Task directions:
Only the pictures are to be left out; set down the rest of the records exactly.

(Rows from a dataset)

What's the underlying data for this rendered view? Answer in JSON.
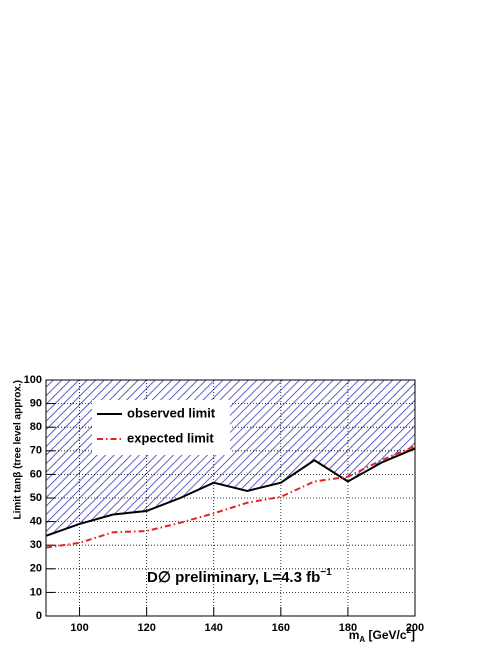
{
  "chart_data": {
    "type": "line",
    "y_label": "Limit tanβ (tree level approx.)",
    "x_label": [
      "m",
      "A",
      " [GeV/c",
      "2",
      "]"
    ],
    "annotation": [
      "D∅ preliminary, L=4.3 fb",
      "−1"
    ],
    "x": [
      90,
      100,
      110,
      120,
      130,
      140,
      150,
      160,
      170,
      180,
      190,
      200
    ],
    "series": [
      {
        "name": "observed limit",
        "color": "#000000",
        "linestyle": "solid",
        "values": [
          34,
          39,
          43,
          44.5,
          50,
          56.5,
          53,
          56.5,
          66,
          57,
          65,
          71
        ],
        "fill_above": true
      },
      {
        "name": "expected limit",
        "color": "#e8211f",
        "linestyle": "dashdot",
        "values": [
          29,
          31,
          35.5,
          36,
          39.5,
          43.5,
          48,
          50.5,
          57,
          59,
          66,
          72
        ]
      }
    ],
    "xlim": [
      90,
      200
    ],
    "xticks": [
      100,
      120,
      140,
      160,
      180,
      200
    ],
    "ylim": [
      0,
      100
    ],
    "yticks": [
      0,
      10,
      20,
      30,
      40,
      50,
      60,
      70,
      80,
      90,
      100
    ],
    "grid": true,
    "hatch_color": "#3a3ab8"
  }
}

Solved problem:
What's the underlying data for this rendered view? Answer in JSON.
{
  "chart_data": {
    "type": "line",
    "y_label": "Limit tanβ (tree level approx.)",
    "x_label": [
      "m",
      "A",
      " [GeV/c",
      "2",
      "]"
    ],
    "annotation": [
      "D∅ preliminary, L=4.3 fb",
      "−1"
    ],
    "x": [
      90,
      100,
      110,
      120,
      130,
      140,
      150,
      160,
      170,
      180,
      190,
      200
    ],
    "series": [
      {
        "name": "observed limit",
        "color": "#000000",
        "linestyle": "solid",
        "values": [
          34,
          39,
          43,
          44.5,
          50,
          56.5,
          53,
          56.5,
          66,
          57,
          65,
          71
        ],
        "fill_above": true
      },
      {
        "name": "expected limit",
        "color": "#e8211f",
        "linestyle": "dashdot",
        "values": [
          29,
          31,
          35.5,
          36,
          39.5,
          43.5,
          48,
          50.5,
          57,
          59,
          66,
          72
        ]
      }
    ],
    "xlim": [
      90,
      200
    ],
    "xticks": [
      100,
      120,
      140,
      160,
      180,
      200
    ],
    "ylim": [
      0,
      100
    ],
    "yticks": [
      0,
      10,
      20,
      30,
      40,
      50,
      60,
      70,
      80,
      90,
      100
    ],
    "grid": true,
    "hatch_color": "#3a3ab8"
  }
}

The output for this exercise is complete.